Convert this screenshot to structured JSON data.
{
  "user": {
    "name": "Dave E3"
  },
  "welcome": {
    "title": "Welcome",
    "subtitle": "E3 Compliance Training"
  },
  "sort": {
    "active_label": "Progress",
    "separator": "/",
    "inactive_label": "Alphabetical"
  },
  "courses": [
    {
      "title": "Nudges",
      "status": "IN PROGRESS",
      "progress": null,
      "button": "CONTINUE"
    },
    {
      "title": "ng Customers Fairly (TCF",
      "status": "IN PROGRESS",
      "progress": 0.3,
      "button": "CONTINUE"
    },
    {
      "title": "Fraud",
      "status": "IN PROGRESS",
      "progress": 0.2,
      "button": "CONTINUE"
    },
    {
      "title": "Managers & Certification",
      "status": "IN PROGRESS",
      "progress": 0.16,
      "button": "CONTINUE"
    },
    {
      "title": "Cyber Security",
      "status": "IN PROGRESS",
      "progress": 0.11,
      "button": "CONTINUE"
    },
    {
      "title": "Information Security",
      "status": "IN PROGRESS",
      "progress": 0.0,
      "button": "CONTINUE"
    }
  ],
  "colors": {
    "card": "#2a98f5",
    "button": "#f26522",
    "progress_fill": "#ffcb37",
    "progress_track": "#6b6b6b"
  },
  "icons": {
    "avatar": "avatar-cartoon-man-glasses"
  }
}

━━━━━━

## [Exercise requirements]
Produce an exact copy of every entry above.

## [Task answer]
Convert this screenshot to structured JSON data.
{
  "user": {
    "name": "Dave E3"
  },
  "welcome": {
    "title": "Welcome",
    "subtitle": "E3 Compliance Training"
  },
  "sort": {
    "active_label": "Progress",
    "separator": "/",
    "inactive_label": "Alphabetical"
  },
  "courses": [
    {
      "title": "Nudges",
      "status": "IN PROGRESS",
      "progress": null,
      "button": "CONTINUE"
    },
    {
      "title": "ng Customers Fairly (TCF",
      "status": "IN PROGRESS",
      "progress": 0.3,
      "button": "CONTINUE"
    },
    {
      "title": "Fraud",
      "status": "IN PROGRESS",
      "progress": 0.2,
      "button": "CONTINUE"
    },
    {
      "title": "Managers & Certification",
      "status": "IN PROGRESS",
      "progress": 0.16,
      "button": "CONTINUE"
    },
    {
      "title": "Cyber Security",
      "status": "IN PROGRESS",
      "progress": 0.11,
      "button": "CONTINUE"
    },
    {
      "title": "Information Security",
      "status": "IN PROGRESS",
      "progress": 0.0,
      "button": "CONTINUE"
    }
  ],
  "colors": {
    "card": "#2a98f5",
    "button": "#f26522",
    "progress_fill": "#ffcb37",
    "progress_track": "#6b6b6b"
  },
  "icons": {
    "avatar": "avatar-cartoon-man-glasses"
  }
}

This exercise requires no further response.